• What is asked: Collect all lines below with the string "JSON".

— START Data to use —

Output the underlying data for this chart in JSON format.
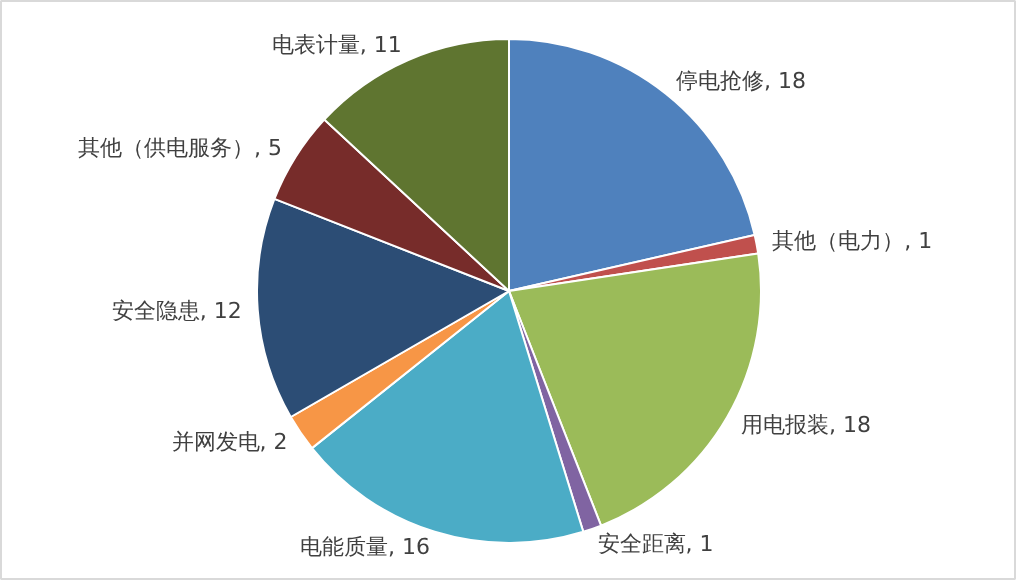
{
  "chart_data": {
    "type": "pie",
    "categories": [
      "停电抢修, 18",
      "其他（电力）, 1",
      "用电报装, 18",
      "安全距离, 1",
      "电能质量, 16",
      "并网发电, 2",
      "安全隐患, 12",
      "其他（供电服务）, 5",
      "电表计量, 11"
    ],
    "values": [
      18,
      1,
      18,
      1,
      16,
      2,
      12,
      5,
      11
    ],
    "colors": [
      "#4f81bd",
      "#c0504d",
      "#9bbb59",
      "#8064a2",
      "#4bacc6",
      "#f79646",
      "#2c4d75",
      "#772c2a",
      "#5f7530"
    ]
  }
}
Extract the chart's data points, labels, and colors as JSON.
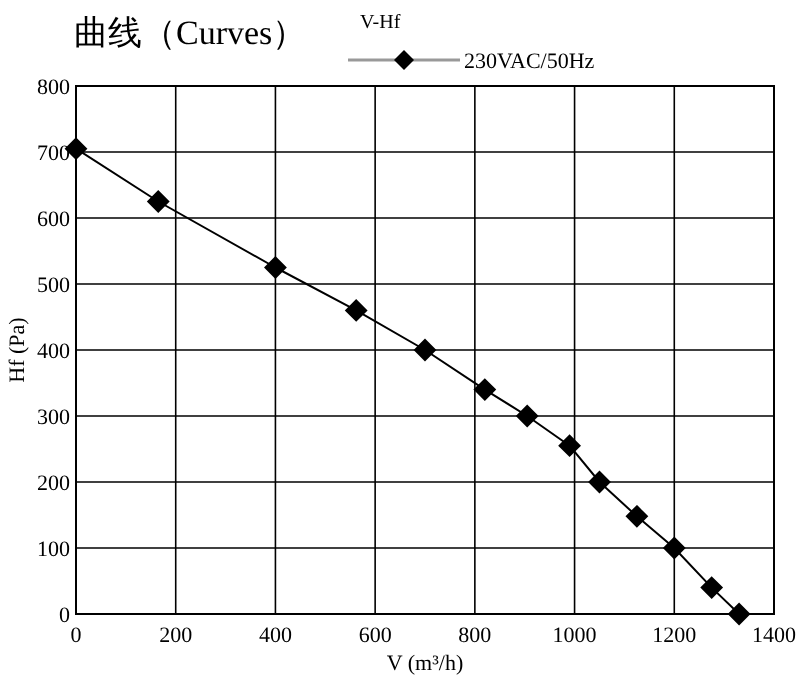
{
  "chart_data": {
    "type": "line",
    "title": "曲线（Curves）",
    "legend_title": "V-Hf",
    "xlabel": "V (m³/h)",
    "ylabel": "Hf (Pa)",
    "x": [
      0,
      165,
      400,
      562,
      700,
      820,
      905,
      990,
      1050,
      1125,
      1200,
      1275,
      1330
    ],
    "series": [
      {
        "name": "230VAC/50Hz",
        "color": "#000000",
        "values": [
          705,
          625,
          525,
          460,
          400,
          340,
          300,
          255,
          200,
          148,
          100,
          40,
          0
        ]
      }
    ],
    "xlim": [
      0,
      1400
    ],
    "xticks": [
      0,
      200,
      400,
      600,
      800,
      1000,
      1200,
      1400
    ],
    "ylim": [
      0,
      800
    ],
    "yticks": [
      0,
      100,
      200,
      300,
      400,
      500,
      600,
      700,
      800
    ],
    "grid": true,
    "legend": "top",
    "marker": "diamond",
    "line_style": "solid"
  }
}
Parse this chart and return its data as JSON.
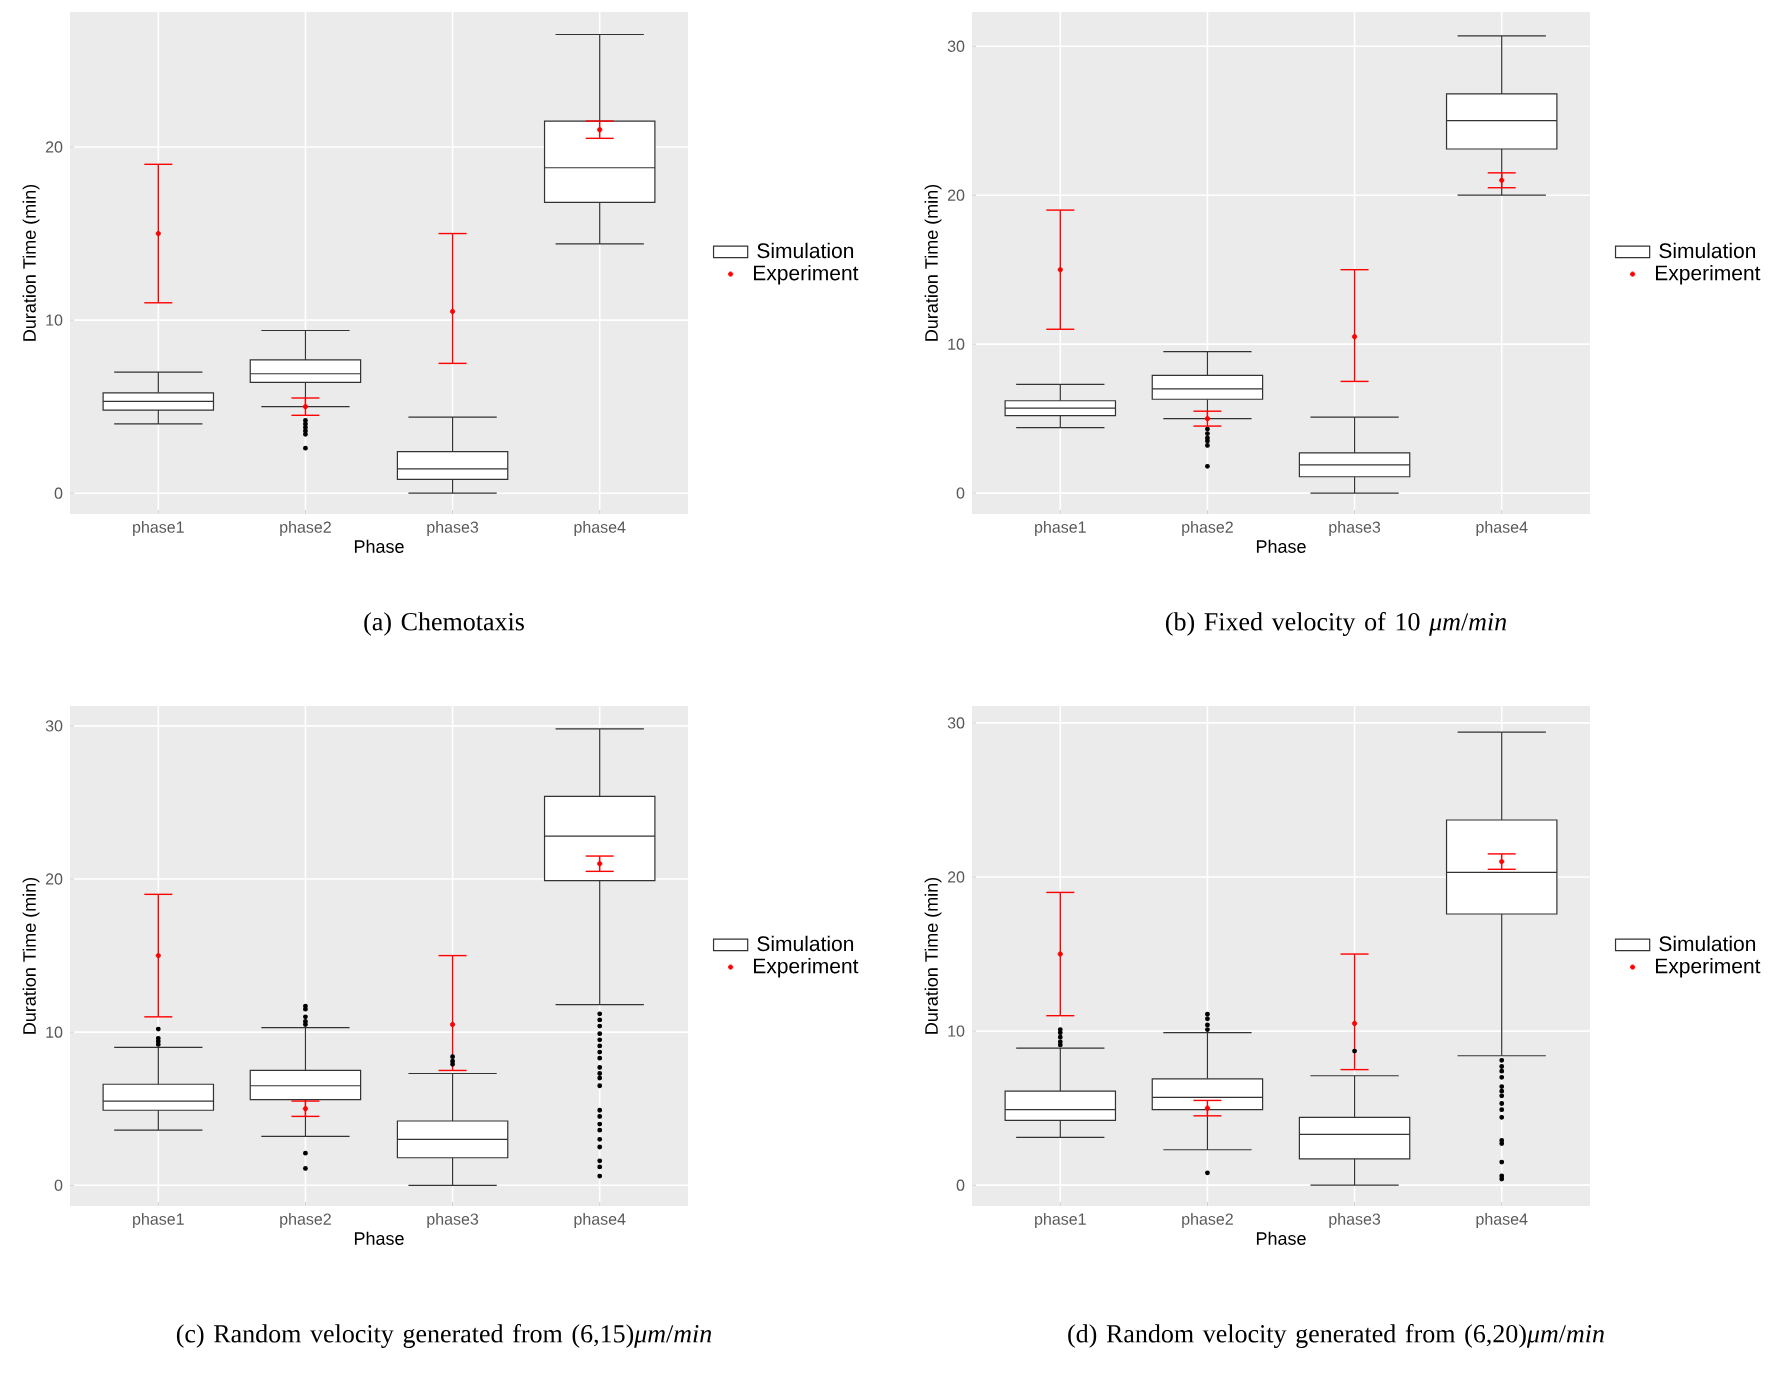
{
  "chart_data": [
    {
      "type": "box",
      "title": "(a)  Chemotaxis",
      "xlabel": "Phase",
      "ylabel": "Duration Time (min)",
      "categories": [
        "phase1",
        "phase2",
        "phase3",
        "phase4"
      ],
      "ylim": [
        -1.2,
        27.8
      ],
      "yticks": [
        0,
        10,
        20
      ],
      "grid": true,
      "legend": "right",
      "series": [
        {
          "name": "Simulation",
          "type": "box",
          "color": "#333333",
          "boxes": [
            {
              "low": 4.0,
              "q1": 4.8,
              "median": 5.3,
              "q3": 5.8,
              "high": 7.0
            },
            {
              "low": 5.0,
              "q1": 6.4,
              "median": 6.9,
              "q3": 7.7,
              "high": 9.4,
              "outliers": [
                4.2,
                4.0,
                3.8,
                3.6,
                3.4,
                2.6
              ]
            },
            {
              "low": 0.0,
              "q1": 0.8,
              "median": 1.4,
              "q3": 2.4,
              "high": 4.4
            },
            {
              "low": 14.4,
              "q1": 16.8,
              "median": 18.8,
              "q3": 21.5,
              "high": 26.5
            }
          ]
        },
        {
          "name": "Experiment",
          "type": "scatter",
          "color": "#ff0000",
          "x": [
            "phase1",
            "phase2",
            "phase3",
            "phase4"
          ],
          "values": [
            15,
            5,
            10.5,
            21
          ],
          "errors": [
            [
              11,
              19
            ],
            [
              4.5,
              5.5
            ],
            [
              7.5,
              15
            ],
            [
              20.5,
              21.5
            ]
          ]
        }
      ]
    },
    {
      "type": "box",
      "title": "(b)  Fixed velocity of 10 *μm*/*min*",
      "xlabel": "Phase",
      "ylabel": "Duration Time (min)",
      "categories": [
        "phase1",
        "phase2",
        "phase3",
        "phase4"
      ],
      "ylim": [
        -1.4,
        32.3
      ],
      "yticks": [
        0,
        10,
        20,
        30
      ],
      "grid": true,
      "legend": "right",
      "series": [
        {
          "name": "Simulation",
          "type": "box",
          "color": "#333333",
          "boxes": [
            {
              "low": 4.4,
              "q1": 5.2,
              "median": 5.7,
              "q3": 6.2,
              "high": 7.3
            },
            {
              "low": 5.0,
              "q1": 6.3,
              "median": 7.0,
              "q3": 7.9,
              "high": 9.5,
              "outliers": [
                4.3,
                4.0,
                3.7,
                3.5,
                3.2,
                1.8
              ]
            },
            {
              "low": 0.0,
              "q1": 1.1,
              "median": 1.9,
              "q3": 2.7,
              "high": 5.1
            },
            {
              "low": 20.0,
              "q1": 23.1,
              "median": 25.0,
              "q3": 26.8,
              "high": 30.7
            }
          ]
        },
        {
          "name": "Experiment",
          "type": "scatter",
          "color": "#ff0000",
          "x": [
            "phase1",
            "phase2",
            "phase3",
            "phase4"
          ],
          "values": [
            15,
            5,
            10.5,
            21
          ],
          "errors": [
            [
              11,
              19
            ],
            [
              4.5,
              5.5
            ],
            [
              7.5,
              15
            ],
            [
              20.5,
              21.5
            ]
          ]
        }
      ]
    },
    {
      "type": "box",
      "title": "(c)  Random velocity generated from (6,15)*μm*/*min*",
      "xlabel": "Phase",
      "ylabel": "Duration Time (min)",
      "categories": [
        "phase1",
        "phase2",
        "phase3",
        "phase4"
      ],
      "ylim": [
        -1.35,
        31.3
      ],
      "yticks": [
        0,
        10,
        20,
        30
      ],
      "grid": true,
      "legend": "right",
      "series": [
        {
          "name": "Simulation",
          "type": "box",
          "color": "#333333",
          "boxes": [
            {
              "low": 3.6,
              "q1": 4.9,
              "median": 5.5,
              "q3": 6.6,
              "high": 9.0,
              "outliers": [
                9.2,
                9.4,
                9.6,
                10.2
              ]
            },
            {
              "low": 3.2,
              "q1": 5.6,
              "median": 6.5,
              "q3": 7.5,
              "high": 10.3,
              "outliers": [
                10.5,
                10.7,
                11.0,
                11.5,
                11.7,
                2.1,
                1.1
              ]
            },
            {
              "low": 0.0,
              "q1": 1.8,
              "median": 3.0,
              "q3": 4.2,
              "high": 7.3,
              "outliers": [
                7.9,
                8.1,
                8.4
              ]
            },
            {
              "low": 11.8,
              "q1": 19.9,
              "median": 22.8,
              "q3": 25.4,
              "high": 29.8,
              "outliers": [
                11.2,
                10.8,
                10.4,
                9.9,
                9.5,
                9.1,
                8.7,
                8.3,
                7.7,
                7.3,
                7.0,
                6.5,
                4.9,
                4.5,
                4.0,
                3.6,
                3.0,
                2.5,
                1.6,
                1.2,
                0.6
              ]
            }
          ]
        },
        {
          "name": "Experiment",
          "type": "scatter",
          "color": "#ff0000",
          "x": [
            "phase1",
            "phase2",
            "phase3",
            "phase4"
          ],
          "values": [
            15,
            5,
            10.5,
            21
          ],
          "errors": [
            [
              11,
              19
            ],
            [
              4.5,
              5.5
            ],
            [
              7.5,
              15
            ],
            [
              20.5,
              21.5
            ]
          ]
        }
      ]
    },
    {
      "type": "box",
      "title": "(d)  Random velocity generated from (6,20)*μm*/*min*",
      "xlabel": "Phase",
      "ylabel": "Duration Time (min)",
      "categories": [
        "phase1",
        "phase2",
        "phase3",
        "phase4"
      ],
      "ylim": [
        -1.35,
        31.1
      ],
      "yticks": [
        0,
        10,
        20,
        30
      ],
      "grid": true,
      "legend": "right",
      "series": [
        {
          "name": "Simulation",
          "type": "box",
          "color": "#333333",
          "boxes": [
            {
              "low": 3.1,
              "q1": 4.2,
              "median": 4.9,
              "q3": 6.1,
              "high": 8.9,
              "outliers": [
                9.1,
                9.3,
                9.6,
                9.9,
                10.1
              ]
            },
            {
              "low": 2.3,
              "q1": 4.9,
              "median": 5.7,
              "q3": 6.9,
              "high": 9.9,
              "outliers": [
                10.1,
                10.4,
                10.8,
                11.1,
                0.8
              ]
            },
            {
              "low": 0.0,
              "q1": 1.7,
              "median": 3.3,
              "q3": 4.4,
              "high": 7.1,
              "outliers": [
                8.7
              ]
            },
            {
              "low": 8.4,
              "q1": 17.6,
              "median": 20.3,
              "q3": 23.7,
              "high": 29.4,
              "outliers": [
                8.1,
                7.7,
                7.4,
                7.0,
                6.4,
                6.1,
                5.8,
                5.3,
                4.9,
                4.4,
                2.9,
                2.7,
                1.5,
                0.6,
                0.4
              ]
            }
          ]
        },
        {
          "name": "Experiment",
          "type": "scatter",
          "color": "#ff0000",
          "x": [
            "phase1",
            "phase2",
            "phase3",
            "phase4"
          ],
          "values": [
            15,
            5,
            10.5,
            21
          ],
          "errors": [
            [
              11,
              19
            ],
            [
              4.5,
              5.5
            ],
            [
              7.5,
              15
            ],
            [
              20.5,
              21.5
            ]
          ]
        }
      ]
    }
  ]
}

— END Data to use —

• Solved problem:
Output the underlying data for this chart in JSON format.
Extract the chart's data points, labels, and colors as JSON.
Parse this chart and return its data as JSON.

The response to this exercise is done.